• Written task
Copy the data lines from the line with "cell-oai-set-name[interactable]: HJT02 —" to the line with "column-name: logo — [556, 111, 593, 130]", both included, without altering a single character.

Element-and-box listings
┌──

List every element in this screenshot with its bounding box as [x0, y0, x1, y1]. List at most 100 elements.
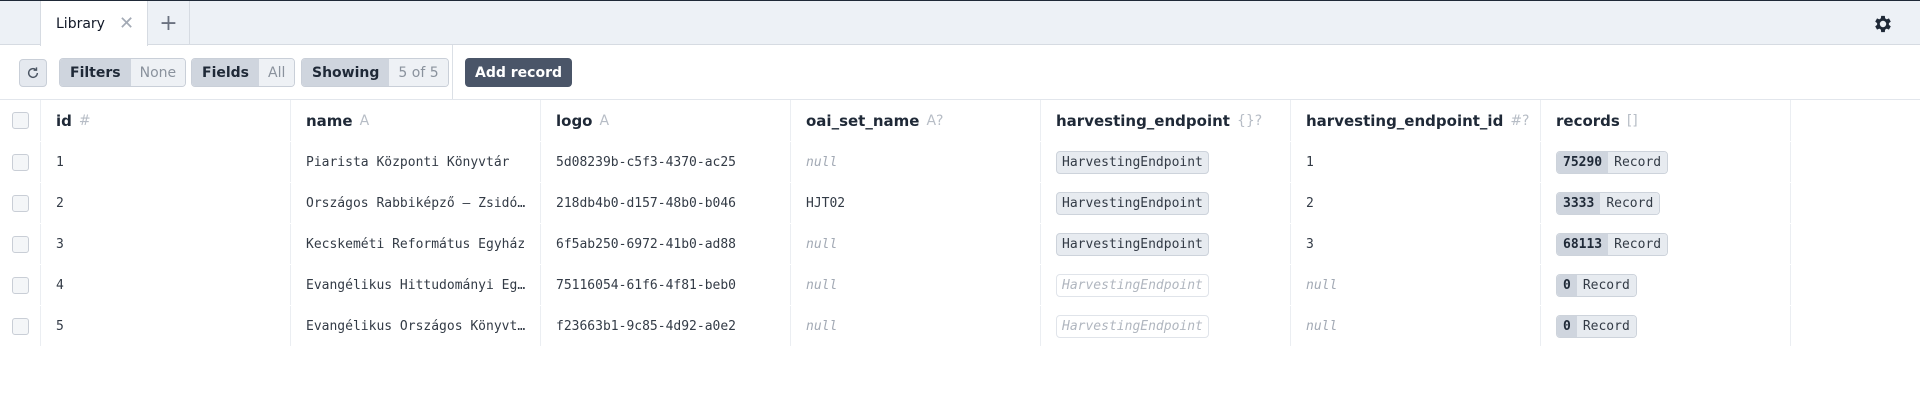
cell-oai-set-name[interactable]: HJT02 — [791, 183, 1041, 223]
tab-library[interactable]: Library ✕ — [40, 1, 148, 46]
cell-records[interactable]: 0 Record — [1541, 306, 1791, 346]
records-count: 0 — [1557, 274, 1577, 296]
records-pill[interactable]: 75290 Record — [1556, 150, 1669, 174]
cell-harvesting-endpoint[interactable]: HarvestingEndpoint — [1041, 224, 1291, 264]
records-label: Record — [1576, 315, 1636, 337]
cell-oai-set-name[interactable]: null — [791, 265, 1041, 305]
relation-pill-null[interactable]: HarvestingEndpoint — [1056, 314, 1209, 338]
cell-harvesting-endpoint[interactable]: HarvestingEndpoint — [1041, 183, 1291, 223]
column-name: oai_set_name — [806, 111, 920, 130]
select-all-checkbox[interactable] — [11, 112, 29, 129]
column-name: records — [1556, 111, 1620, 130]
add-tab-button[interactable]: + — [148, 1, 190, 45]
fields-label: Fields — [192, 59, 260, 86]
filters-value: None — [130, 59, 186, 86]
cell-name[interactable]: Kecskeméti Református Egyház — [291, 224, 541, 264]
refresh-icon — [27, 67, 39, 79]
cell-logo[interactable]: f23663b1-9c85-4d92-a0e2 — [541, 306, 791, 346]
records-count: 3333 — [1557, 192, 1601, 214]
cell-logo-text: 6f5ab250-6972-41b0-ad88 — [556, 236, 737, 252]
records-label: Record — [1608, 233, 1668, 255]
showing-control[interactable]: Showing 5 of 5 — [301, 58, 449, 87]
add-record-button[interactable]: Add record — [465, 58, 572, 87]
cell-name-text: Piarista Központi Könyvtár — [306, 154, 510, 170]
cell-name-text: Evangélikus Hittudományi Egyetem — [306, 277, 526, 293]
select-all-cell — [0, 100, 41, 141]
row-checkbox[interactable] — [11, 276, 29, 294]
filters-control[interactable]: Filters None — [59, 58, 187, 87]
relation-pill-null[interactable]: HarvestingEndpoint — [1056, 273, 1209, 297]
cell-records[interactable]: 68113 Record — [1541, 224, 1791, 264]
row-checkbox[interactable] — [11, 235, 29, 253]
cell-logo[interactable]: 218db4b0-d157-48b0-b046 — [541, 183, 791, 223]
column-type: [] — [1626, 112, 1638, 129]
cell-logo-text: 75116054-61f6-4f81-beb0 — [556, 277, 737, 293]
column-name: logo — [556, 111, 593, 130]
cell-oai-set-name[interactable]: null — [791, 224, 1041, 264]
relation-pill[interactable]: HarvestingEndpoint — [1056, 232, 1209, 256]
row-checkbox[interactable] — [11, 153, 29, 171]
cell-harvesting-endpoint[interactable]: HarvestingEndpoint — [1041, 265, 1291, 305]
showing-value: 5 of 5 — [389, 59, 448, 86]
column-header-harvesting-endpoint-id[interactable]: harvesting_endpoint_id #? — [1291, 100, 1541, 141]
records-pill[interactable]: 3333 Record — [1556, 191, 1661, 215]
null-value: null — [806, 277, 838, 293]
column-header-name[interactable]: name A — [291, 100, 541, 141]
column-type: A — [599, 112, 610, 129]
cell-name[interactable]: Piarista Központi Könyvtár — [291, 142, 541, 182]
cell-name-text: Országos Rabbiképző – Zsidó Egyetem — [306, 195, 526, 211]
cell-name[interactable]: Evangélikus Hittudományi Egyetem — [291, 265, 541, 305]
refresh-button[interactable] — [19, 59, 47, 87]
null-value: null — [1306, 318, 1338, 334]
column-header-harvesting-endpoint[interactable]: harvesting_endpoint {}? — [1041, 100, 1291, 141]
cell-harvesting-endpoint-id[interactable]: null — [1291, 306, 1541, 346]
cell-name[interactable]: Evangélikus Országos Könyvtár — [291, 306, 541, 346]
relation-pill[interactable]: HarvestingEndpoint — [1056, 191, 1209, 215]
column-type: {}? — [1236, 112, 1263, 129]
cell-id[interactable]: 4 — [41, 265, 291, 305]
null-value: null — [806, 154, 838, 170]
tab-bar-spacer — [0, 1, 40, 45]
cell-id[interactable]: 1 — [41, 142, 291, 182]
cell-harvesting-endpoint[interactable]: HarvestingEndpoint — [1041, 142, 1291, 182]
cell-records[interactable]: 75290 Record — [1541, 142, 1791, 182]
column-header-logo[interactable]: logo A — [541, 100, 791, 141]
cell-logo[interactable]: 5d08239b-c5f3-4370-ac25 — [541, 142, 791, 182]
records-label: Record — [1608, 151, 1668, 173]
cell-logo[interactable]: 6f5ab250-6972-41b0-ad88 — [541, 224, 791, 264]
cell-harvesting-endpoint-id[interactable]: 2 — [1291, 183, 1541, 223]
cell-id[interactable]: 2 — [41, 183, 291, 223]
null-value: null — [806, 236, 838, 252]
relation-pill[interactable]: HarvestingEndpoint — [1056, 150, 1209, 174]
column-header-records[interactable]: records [] — [1541, 100, 1791, 141]
cell-name[interactable]: Országos Rabbiképző – Zsidó Egyetem — [291, 183, 541, 223]
cell-id[interactable]: 3 — [41, 224, 291, 264]
cell-id[interactable]: 5 — [41, 306, 291, 346]
cell-harvesting-endpoint-id[interactable]: null — [1291, 265, 1541, 305]
row-checkbox[interactable] — [11, 317, 29, 335]
column-header-id[interactable]: id # — [41, 100, 291, 141]
cell-harvesting-endpoint[interactable]: HarvestingEndpoint — [1041, 306, 1291, 346]
records-pill[interactable]: 0 Record — [1556, 273, 1637, 297]
cell-records[interactable]: 3333 Record — [1541, 183, 1791, 223]
cell-records[interactable]: 0 Record — [1541, 265, 1791, 305]
cell-harvesting-endpoint-id[interactable]: 1 — [1291, 142, 1541, 182]
cell-oai-set-name[interactable]: null — [791, 142, 1041, 182]
cell-logo[interactable]: 75116054-61f6-4f81-beb0 — [541, 265, 791, 305]
column-type: A? — [926, 112, 944, 129]
column-header-oai-set-name[interactable]: oai_set_name A? — [791, 100, 1041, 141]
null-value: null — [806, 318, 838, 334]
row-checkbox[interactable] — [11, 194, 29, 212]
cell-name-text: Evangélikus Országos Könyvtár — [306, 318, 526, 334]
fields-control[interactable]: Fields All — [191, 58, 296, 87]
toolbar: Filters None Fields All Showing 5 of 5 A… — [0, 45, 1920, 100]
showing-label: Showing — [302, 59, 390, 86]
cell-oai-set-name[interactable]: null — [791, 306, 1041, 346]
cell-logo-text: f23663b1-9c85-4d92-a0e2 — [556, 318, 737, 334]
records-pill[interactable]: 68113 Record — [1556, 232, 1669, 256]
records-pill[interactable]: 0 Record — [1556, 314, 1637, 338]
cell-harvesting-endpoint-id[interactable]: 3 — [1291, 224, 1541, 264]
gear-icon[interactable] — [1872, 13, 1894, 35]
column-type: A — [359, 112, 370, 129]
close-icon[interactable]: ✕ — [119, 14, 134, 33]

└──

• Task output
cell-oai-set-name[interactable]: HJT02 — [791, 183, 1041, 223]
tab-library[interactable]: Library ✕ — [40, 1, 148, 46]
cell-records[interactable]: 0 Record — [1541, 306, 1791, 346]
records-count: 0 — [1557, 274, 1577, 296]
records-pill[interactable]: 75290 Record — [1556, 150, 1669, 174]
cell-harvesting-endpoint[interactable]: HarvestingEndpoint — [1041, 224, 1291, 264]
records-label: Record — [1576, 315, 1636, 337]
cell-oai-set-name[interactable]: null — [791, 265, 1041, 305]
relation-pill-null[interactable]: HarvestingEndpoint — [1056, 314, 1209, 338]
cell-harvesting-endpoint[interactable]: HarvestingEndpoint — [1041, 183, 1291, 223]
column-name: oai_set_name — [806, 111, 920, 130]
select-all-checkbox[interactable] — [11, 112, 29, 129]
column-name: records — [1556, 111, 1620, 130]
add-tab-button[interactable]: + — [148, 1, 190, 45]
fields-label: Fields — [192, 59, 260, 86]
filters-value: None — [130, 59, 186, 86]
cell-name[interactable]: Kecskeméti Református Egyház — [291, 224, 541, 264]
refresh-icon — [27, 67, 39, 79]
cell-logo[interactable]: f23663b1-9c85-4d92-a0e2 — [541, 306, 791, 346]
records-count: 3333 — [1557, 192, 1601, 214]
cell-logo-text: 6f5ab250-6972-41b0-ad88 — [556, 236, 737, 252]
records-label: Record — [1608, 233, 1668, 255]
showing-control[interactable]: Showing 5 of 5 — [301, 58, 449, 87]
add-record-button[interactable]: Add record — [465, 58, 572, 87]
cell-name-text: Piarista Központi Könyvtár — [306, 154, 510, 170]
cell-name-text: Evangélikus Hittudományi Egyetem — [306, 277, 526, 293]
select-all-cell — [0, 100, 41, 141]
row-checkbox[interactable] — [11, 276, 29, 294]
filters-control[interactable]: Filters None — [59, 58, 187, 87]
relation-pill-null[interactable]: HarvestingEndpoint — [1056, 273, 1209, 297]
cell-records[interactable]: 68113 Record — [1541, 224, 1791, 264]
row-checkbox[interactable] — [11, 235, 29, 253]
cell-logo[interactable]: 218db4b0-d157-48b0-b046 — [541, 183, 791, 223]
column-type: [] — [1626, 112, 1638, 129]
cell-logo-text: 75116054-61f6-4f81-beb0 — [556, 277, 737, 293]
column-name: logo — [556, 111, 593, 130]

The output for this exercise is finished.